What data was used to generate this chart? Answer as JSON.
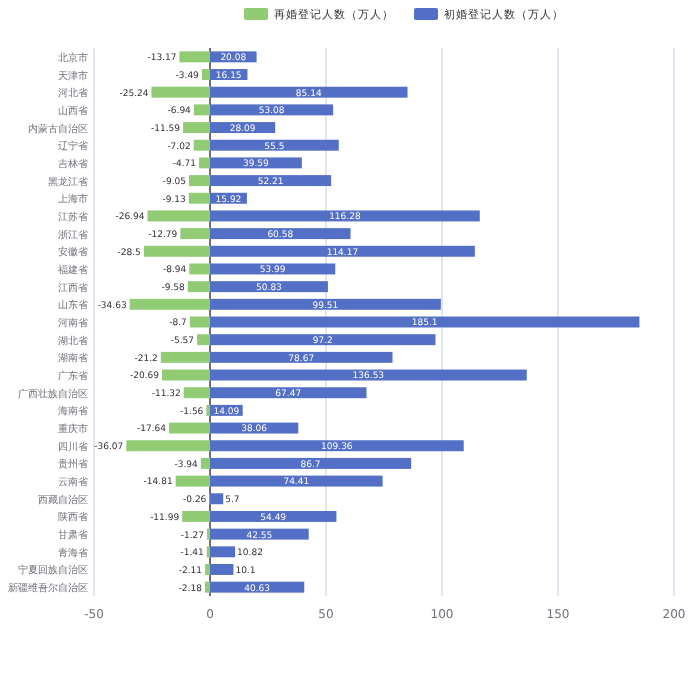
{
  "chart_data": {
    "type": "bar",
    "orientation": "horizontal",
    "stacked": true,
    "data_labels": true,
    "grid": "x",
    "legend": "top",
    "categories": [
      "北京市",
      "天津市",
      "河北省",
      "山西省",
      "内蒙古自治区",
      "辽宁省",
      "吉林省",
      "黑龙江省",
      "上海市",
      "江苏省",
      "浙江省",
      "安徽省",
      "福建省",
      "江西省",
      "山东省",
      "河南省",
      "湖北省",
      "湖南省",
      "广东省",
      "广西壮族自治区",
      "海南省",
      "重庆市",
      "四川省",
      "贵州省",
      "云南省",
      "西藏自治区",
      "陕西省",
      "甘肃省",
      "青海省",
      "宁夏回族自治区",
      "新疆维吾尔自治区"
    ],
    "xlim": [
      -50,
      200
    ],
    "xticks": [
      -50,
      0,
      50,
      100,
      150,
      200
    ],
    "series": [
      {
        "name": "再婚登记人数（万人）",
        "color": "#91cc75",
        "values": [
          -13.17,
          -3.49,
          -25.24,
          -6.94,
          -11.59,
          -7.02,
          -4.71,
          -9.05,
          -9.13,
          -26.94,
          -12.79,
          -28.5,
          -8.94,
          -9.58,
          -34.63,
          -8.7,
          -5.57,
          -21.2,
          -20.69,
          -11.32,
          -1.56,
          -17.64,
          -36.07,
          -3.94,
          -14.81,
          -0.26,
          -11.99,
          -1.27,
          -1.41,
          -2.11,
          -2.18
        ]
      },
      {
        "name": "初婚登记人数（万人）",
        "color": "#5470c6",
        "values": [
          20.08,
          16.15,
          85.14,
          53.08,
          28.09,
          55.5,
          39.59,
          52.21,
          15.92,
          116.28,
          60.58,
          114.17,
          53.99,
          50.83,
          99.51,
          185.1,
          97.2,
          78.67,
          136.53,
          67.47,
          14.09,
          38.06,
          109.36,
          86.7,
          74.41,
          5.7,
          54.49,
          42.55,
          10.82,
          10.1,
          40.63
        ]
      }
    ]
  }
}
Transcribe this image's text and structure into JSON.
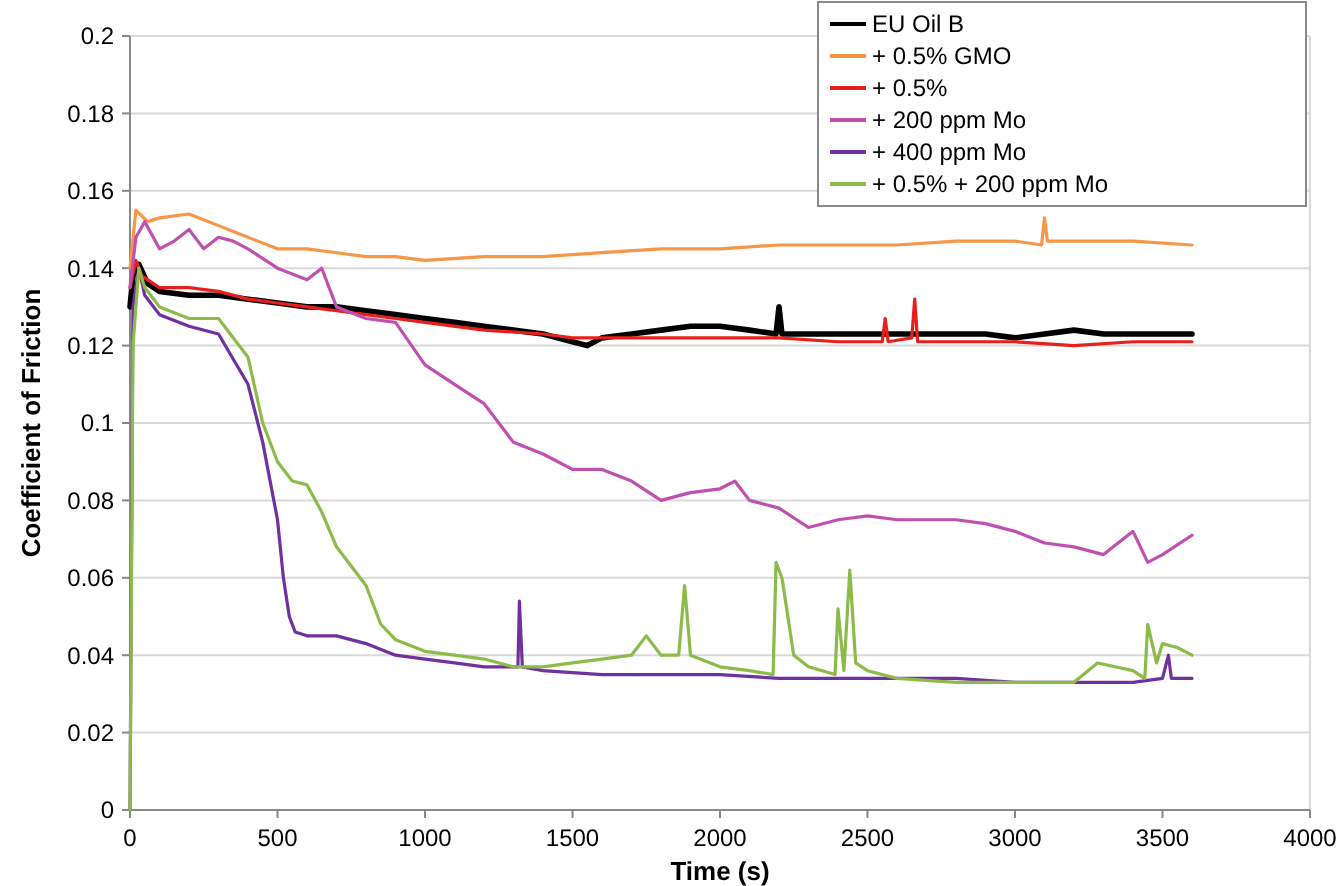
{
  "chart_data": {
    "type": "line",
    "xlabel": "Time (s)",
    "ylabel": "Coefficient of Friction",
    "xlim": [
      0,
      4000
    ],
    "xticks": [
      0,
      500,
      1000,
      1500,
      2000,
      2500,
      3000,
      3500,
      4000
    ],
    "ylim": [
      0,
      0.2
    ],
    "yticks": [
      0,
      0.02,
      0.04,
      0.06,
      0.08,
      0.1,
      0.12,
      0.14,
      0.16,
      0.18,
      0.2
    ],
    "grid": "y",
    "legend": "top right",
    "marker": "none",
    "line_style": "solid",
    "series": [
      {
        "name": "EU Oil B",
        "color": "#000000",
        "x": [
          0,
          10,
          30,
          60,
          100,
          200,
          300,
          400,
          500,
          600,
          700,
          800,
          900,
          1000,
          1100,
          1200,
          1300,
          1400,
          1500,
          1550,
          1600,
          1700,
          1800,
          1900,
          2000,
          2100,
          2190,
          2200,
          2210,
          2300,
          2400,
          2500,
          2600,
          2700,
          2800,
          2900,
          3000,
          3100,
          3200,
          3300,
          3400,
          3500,
          3600
        ],
        "values": [
          0.13,
          0.138,
          0.141,
          0.136,
          0.134,
          0.133,
          0.133,
          0.132,
          0.131,
          0.13,
          0.13,
          0.129,
          0.128,
          0.127,
          0.126,
          0.125,
          0.124,
          0.123,
          0.121,
          0.12,
          0.122,
          0.123,
          0.124,
          0.125,
          0.125,
          0.124,
          0.123,
          0.13,
          0.123,
          0.123,
          0.123,
          0.123,
          0.123,
          0.123,
          0.123,
          0.123,
          0.122,
          0.123,
          0.124,
          0.123,
          0.123,
          0.123,
          0.123
        ]
      },
      {
        "name": "+ 0.5% GMO",
        "color": "#f79646",
        "x": [
          0,
          20,
          60,
          100,
          200,
          300,
          400,
          500,
          600,
          700,
          800,
          900,
          1000,
          1200,
          1400,
          1600,
          1800,
          2000,
          2200,
          2400,
          2600,
          2800,
          3000,
          3090,
          3100,
          3110,
          3200,
          3400,
          3600
        ],
        "values": [
          0.14,
          0.155,
          0.152,
          0.153,
          0.154,
          0.151,
          0.148,
          0.145,
          0.145,
          0.144,
          0.143,
          0.143,
          0.142,
          0.143,
          0.143,
          0.144,
          0.145,
          0.145,
          0.146,
          0.146,
          0.146,
          0.147,
          0.147,
          0.146,
          0.153,
          0.147,
          0.147,
          0.147,
          0.146
        ]
      },
      {
        "name": "+ 0.5%",
        "color": "#e8201c",
        "x": [
          0,
          20,
          40,
          100,
          200,
          300,
          400,
          500,
          600,
          700,
          800,
          900,
          1000,
          1200,
          1400,
          1500,
          1600,
          1800,
          2000,
          2200,
          2400,
          2550,
          2560,
          2570,
          2650,
          2660,
          2670,
          2800,
          3000,
          3200,
          3400,
          3600
        ],
        "values": [
          0.135,
          0.142,
          0.138,
          0.135,
          0.135,
          0.134,
          0.132,
          0.131,
          0.13,
          0.129,
          0.128,
          0.127,
          0.126,
          0.124,
          0.123,
          0.122,
          0.122,
          0.122,
          0.122,
          0.122,
          0.121,
          0.121,
          0.127,
          0.121,
          0.122,
          0.132,
          0.121,
          0.121,
          0.121,
          0.12,
          0.121,
          0.121
        ]
      },
      {
        "name": "+ 200 ppm Mo",
        "color": "#c050b0",
        "x": [
          0,
          20,
          50,
          100,
          150,
          200,
          250,
          300,
          350,
          400,
          500,
          600,
          650,
          700,
          800,
          900,
          1000,
          1100,
          1200,
          1300,
          1400,
          1500,
          1600,
          1700,
          1800,
          1900,
          2000,
          2050,
          2100,
          2200,
          2300,
          2400,
          2500,
          2600,
          2700,
          2800,
          2900,
          3000,
          3100,
          3200,
          3300,
          3400,
          3450,
          3500,
          3600
        ],
        "values": [
          0.135,
          0.148,
          0.152,
          0.145,
          0.147,
          0.15,
          0.145,
          0.148,
          0.147,
          0.145,
          0.14,
          0.137,
          0.14,
          0.13,
          0.127,
          0.126,
          0.115,
          0.11,
          0.105,
          0.095,
          0.092,
          0.088,
          0.088,
          0.085,
          0.08,
          0.082,
          0.083,
          0.085,
          0.08,
          0.078,
          0.073,
          0.075,
          0.076,
          0.075,
          0.075,
          0.075,
          0.074,
          0.072,
          0.069,
          0.068,
          0.066,
          0.072,
          0.064,
          0.066,
          0.071
        ]
      },
      {
        "name": "+ 400 ppm Mo",
        "color": "#7030a0",
        "x": [
          0,
          10,
          30,
          50,
          100,
          200,
          300,
          400,
          450,
          500,
          520,
          540,
          560,
          600,
          700,
          800,
          900,
          1000,
          1100,
          1200,
          1300,
          1315,
          1320,
          1330,
          1400,
          1600,
          1800,
          2000,
          2200,
          2400,
          2600,
          2800,
          3000,
          3200,
          3400,
          3500,
          3520,
          3530,
          3600
        ],
        "values": [
          0,
          0.13,
          0.14,
          0.133,
          0.128,
          0.125,
          0.123,
          0.11,
          0.095,
          0.075,
          0.06,
          0.05,
          0.046,
          0.045,
          0.045,
          0.043,
          0.04,
          0.039,
          0.038,
          0.037,
          0.037,
          0.037,
          0.054,
          0.037,
          0.036,
          0.035,
          0.035,
          0.035,
          0.034,
          0.034,
          0.034,
          0.034,
          0.033,
          0.033,
          0.033,
          0.034,
          0.04,
          0.034,
          0.034
        ]
      },
      {
        "name": "+ 0.5% + 200 ppm Mo",
        "color": "#8cbb4a",
        "x": [
          0,
          10,
          30,
          50,
          100,
          200,
          300,
          400,
          450,
          500,
          550,
          600,
          650,
          700,
          800,
          850,
          900,
          1000,
          1100,
          1200,
          1300,
          1400,
          1500,
          1600,
          1700,
          1750,
          1800,
          1860,
          1880,
          1900,
          2000,
          2100,
          2180,
          2190,
          2210,
          2250,
          2300,
          2390,
          2400,
          2420,
          2440,
          2460,
          2500,
          2600,
          2800,
          3000,
          3200,
          3280,
          3400,
          3440,
          3450,
          3480,
          3500,
          3550,
          3600
        ],
        "values": [
          0,
          0.12,
          0.14,
          0.135,
          0.13,
          0.127,
          0.127,
          0.117,
          0.1,
          0.09,
          0.085,
          0.084,
          0.077,
          0.068,
          0.058,
          0.048,
          0.044,
          0.041,
          0.04,
          0.039,
          0.037,
          0.037,
          0.038,
          0.039,
          0.04,
          0.045,
          0.04,
          0.04,
          0.058,
          0.04,
          0.037,
          0.036,
          0.035,
          0.064,
          0.06,
          0.04,
          0.037,
          0.035,
          0.052,
          0.036,
          0.062,
          0.038,
          0.036,
          0.034,
          0.033,
          0.033,
          0.033,
          0.038,
          0.036,
          0.034,
          0.048,
          0.038,
          0.043,
          0.042,
          0.04
        ]
      }
    ]
  }
}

### Task details
Identify the lines in the entries above that contain "color", then copy them out.

### Response
        "color": "#91cc75",
        "color": "#5470c6",
        "color": "#000000",
        "color": "#f79646",
        "color": "#e8201c",
        "color": "#c050b0",
        "color": "#7030a0",
        "color": "#8cbb4a",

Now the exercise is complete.